[What you have to do]
Would you write out the entries below, every one of them, exactly?

[Given data]

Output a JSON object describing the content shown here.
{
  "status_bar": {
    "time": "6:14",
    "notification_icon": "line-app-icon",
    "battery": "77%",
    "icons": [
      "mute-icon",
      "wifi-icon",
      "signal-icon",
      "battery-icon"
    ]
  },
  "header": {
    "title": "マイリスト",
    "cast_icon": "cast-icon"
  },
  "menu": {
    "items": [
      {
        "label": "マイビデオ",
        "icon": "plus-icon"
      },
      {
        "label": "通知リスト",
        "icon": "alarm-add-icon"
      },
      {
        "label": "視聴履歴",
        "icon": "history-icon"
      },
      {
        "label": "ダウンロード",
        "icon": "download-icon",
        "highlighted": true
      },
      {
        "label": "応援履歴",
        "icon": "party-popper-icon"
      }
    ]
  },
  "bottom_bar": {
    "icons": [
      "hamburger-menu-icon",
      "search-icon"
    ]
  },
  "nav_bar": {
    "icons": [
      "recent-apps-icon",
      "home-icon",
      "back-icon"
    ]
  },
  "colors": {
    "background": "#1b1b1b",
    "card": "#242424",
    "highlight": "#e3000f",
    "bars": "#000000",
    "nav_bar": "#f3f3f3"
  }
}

[Response to the task]
Output a JSON object describing the content shown here.
{
  "status_bar": {
    "time": "6:14",
    "notification_icon": "line-app-icon",
    "battery": "77%",
    "icons": [
      "mute-icon",
      "wifi-icon",
      "signal-icon",
      "battery-icon"
    ]
  },
  "header": {
    "title": "マイリスト",
    "cast_icon": "cast-icon"
  },
  "menu": {
    "items": [
      {
        "label": "マイビデオ",
        "icon": "plus-icon"
      },
      {
        "label": "通知リスト",
        "icon": "alarm-add-icon"
      },
      {
        "label": "視聴履歴",
        "icon": "history-icon"
      },
      {
        "label": "ダウンロード",
        "icon": "download-icon",
        "highlighted": true
      },
      {
        "label": "応援履歴",
        "icon": "party-popper-icon"
      }
    ]
  },
  "bottom_bar": {
    "icons": [
      "hamburger-menu-icon",
      "search-icon"
    ]
  },
  "nav_bar": {
    "icons": [
      "recent-apps-icon",
      "home-icon",
      "back-icon"
    ]
  },
  "colors": {
    "background": "#1b1b1b",
    "card": "#242424",
    "highlight": "#e3000f",
    "bars": "#000000",
    "nav_bar": "#f3f3f3"
  }
}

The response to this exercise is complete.